Exercise requirements: Copy each record exactly as it reads, leaving out any pictures it holds.
## begin Data records
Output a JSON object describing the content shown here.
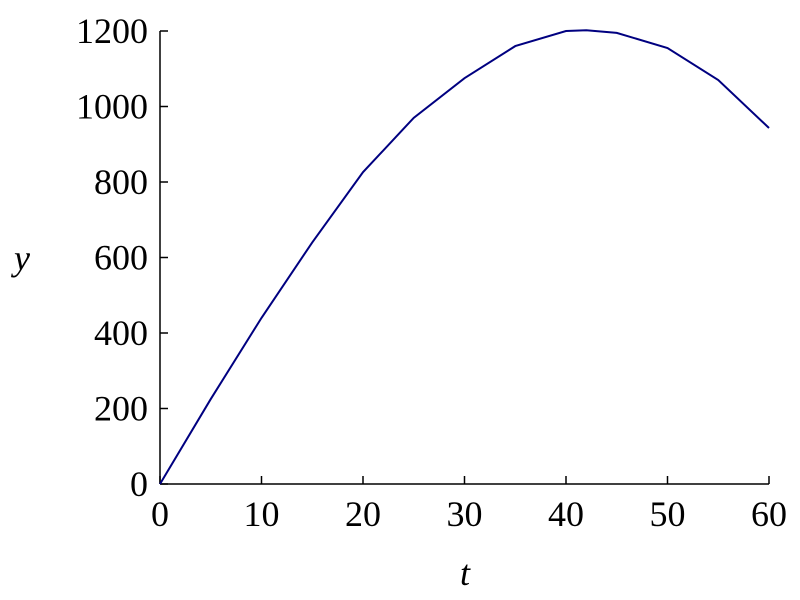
{
  "chart_data": {
    "type": "line",
    "x_label": "t",
    "y_label": "y",
    "series": [
      {
        "name": "y",
        "color": "#000080",
        "x": [
          0,
          5,
          10,
          15,
          20,
          25,
          30,
          35,
          40,
          42,
          45,
          50,
          55,
          60
        ],
        "values": [
          0,
          225,
          440,
          640,
          826,
          970,
          1075,
          1160,
          1200,
          1202,
          1195,
          1155,
          1070,
          943
        ]
      }
    ],
    "xlim": [
      0,
      60
    ],
    "xticks": [
      0,
      10,
      20,
      30,
      40,
      50,
      60
    ],
    "ylim": [
      0,
      1200
    ],
    "yticks": [
      0,
      200,
      400,
      600,
      800,
      1000,
      1200
    ],
    "grid": false
  }
}
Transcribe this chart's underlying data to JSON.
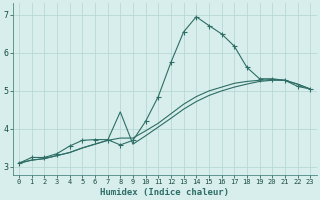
{
  "xlabel": "Humidex (Indice chaleur)",
  "background_color": "#d8eeed",
  "grid_color": "#b8d8d5",
  "line_color": "#2d6e65",
  "xlim": [
    -0.5,
    23.5
  ],
  "ylim": [
    2.8,
    7.3
  ],
  "xticks": [
    0,
    1,
    2,
    3,
    4,
    5,
    6,
    7,
    8,
    9,
    10,
    11,
    12,
    13,
    14,
    15,
    16,
    17,
    18,
    19,
    20,
    21,
    22,
    23
  ],
  "yticks": [
    3,
    4,
    5,
    6,
    7
  ],
  "series1_x": [
    0,
    1,
    2,
    3,
    4,
    5,
    6,
    7,
    8,
    9,
    10,
    11,
    12,
    13,
    14,
    15,
    16,
    17,
    18,
    19,
    20,
    21,
    22,
    23
  ],
  "series1_y": [
    3.1,
    3.25,
    3.25,
    3.35,
    3.55,
    3.7,
    3.72,
    3.72,
    3.58,
    3.7,
    4.2,
    4.85,
    5.75,
    6.55,
    6.95,
    6.72,
    6.5,
    6.18,
    5.62,
    5.32,
    5.32,
    5.28,
    5.12,
    5.05
  ],
  "series2_x": [
    0,
    1,
    2,
    3,
    4,
    5,
    6,
    7,
    8,
    9,
    10,
    11,
    12,
    13,
    14,
    15,
    16,
    17,
    18,
    19,
    20,
    21,
    22,
    23
  ],
  "series2_y": [
    3.1,
    3.18,
    3.22,
    3.3,
    3.38,
    3.5,
    3.6,
    3.7,
    4.45,
    3.6,
    3.82,
    4.05,
    4.28,
    4.52,
    4.72,
    4.88,
    5.0,
    5.1,
    5.18,
    5.25,
    5.28,
    5.28,
    5.18,
    5.05
  ],
  "series3_x": [
    0,
    1,
    2,
    3,
    4,
    5,
    6,
    7,
    8,
    9,
    10,
    11,
    12,
    13,
    14,
    15,
    16,
    17,
    18,
    19,
    20,
    21,
    22,
    23
  ],
  "series3_y": [
    3.1,
    3.18,
    3.22,
    3.3,
    3.38,
    3.5,
    3.6,
    3.7,
    3.76,
    3.76,
    3.95,
    4.15,
    4.4,
    4.65,
    4.85,
    5.0,
    5.1,
    5.2,
    5.25,
    5.28,
    5.3,
    5.28,
    5.18,
    5.05
  ]
}
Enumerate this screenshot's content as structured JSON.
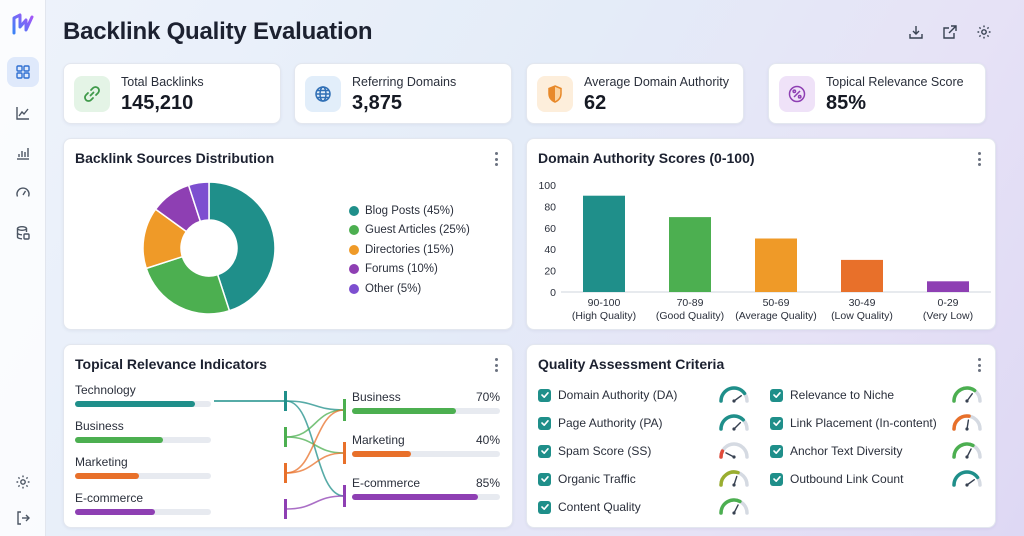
## end Data records
Solution to this problem:
Output a JSON object describing the content shown here.
{
  "chart_data": {
    "type": "line",
    "x_label": "t",
    "y_label": "y",
    "series": [
      {
        "name": "y",
        "color": "#000080",
        "x": [
          0,
          5,
          10,
          15,
          20,
          25,
          30,
          35,
          40,
          42,
          45,
          50,
          55,
          60
        ],
        "values": [
          0,
          225,
          440,
          640,
          826,
          970,
          1075,
          1160,
          1200,
          1202,
          1195,
          1155,
          1070,
          943
        ]
      }
    ],
    "xlim": [
      0,
      60
    ],
    "xticks": [
      0,
      10,
      20,
      30,
      40,
      50,
      60
    ],
    "ylim": [
      0,
      1200
    ],
    "yticks": [
      0,
      200,
      400,
      600,
      800,
      1000,
      1200
    ],
    "grid": false
  }
}
Transcribe this chart's underlying data to JSON.
{
  "xlabel": "Humidex (Indice chaleur)",
  "background_color": "#d8eeed",
  "grid_color": "#b8d8d5",
  "line_color": "#2d6e65",
  "xlim": [
    -0.5,
    23.5
  ],
  "ylim": [
    2.8,
    7.3
  ],
  "xticks": [
    0,
    1,
    2,
    3,
    4,
    5,
    6,
    7,
    8,
    9,
    10,
    11,
    12,
    13,
    14,
    15,
    16,
    17,
    18,
    19,
    20,
    21,
    22,
    23
  ],
  "yticks": [
    3,
    4,
    5,
    6,
    7
  ],
  "series1_x": [
    0,
    1,
    2,
    3,
    4,
    5,
    6,
    7,
    8,
    9,
    10,
    11,
    12,
    13,
    14,
    15,
    16,
    17,
    18,
    19,
    20,
    21,
    22,
    23
  ],
  "series1_y": [
    3.1,
    3.25,
    3.25,
    3.35,
    3.55,
    3.7,
    3.72,
    3.72,
    3.58,
    3.7,
    4.2,
    4.85,
    5.75,
    6.55,
    6.95,
    6.72,
    6.5,
    6.18,
    5.62,
    5.32,
    5.32,
    5.28,
    5.12,
    5.05
  ],
  "series2_x": [
    0,
    1,
    2,
    3,
    4,
    5,
    6,
    7,
    8,
    9,
    10,
    11,
    12,
    13,
    14,
    15,
    16,
    17,
    18,
    19,
    20,
    21,
    22,
    23
  ],
  "series2_y": [
    3.1,
    3.18,
    3.22,
    3.3,
    3.38,
    3.5,
    3.6,
    3.7,
    4.45,
    3.6,
    3.82,
    4.05,
    4.28,
    4.52,
    4.72,
    4.88,
    5.0,
    5.1,
    5.18,
    5.25,
    5.28,
    5.28,
    5.18,
    5.05
  ],
  "series3_x": [
    0,
    1,
    2,
    3,
    4,
    5,
    6,
    7,
    8,
    9,
    10,
    11,
    12,
    13,
    14,
    15,
    16,
    17,
    18,
    19,
    20,
    21,
    22,
    23
  ],
  "series3_y": [
    3.1,
    3.18,
    3.22,
    3.3,
    3.38,
    3.5,
    3.6,
    3.7,
    3.76,
    3.76,
    3.95,
    4.15,
    4.4,
    4.65,
    4.85,
    5.0,
    5.1,
    5.2,
    5.25,
    5.28,
    5.3,
    5.28,
    5.18,
    5.05
  ]
}
Enumerate this screenshot's content as structured JSON.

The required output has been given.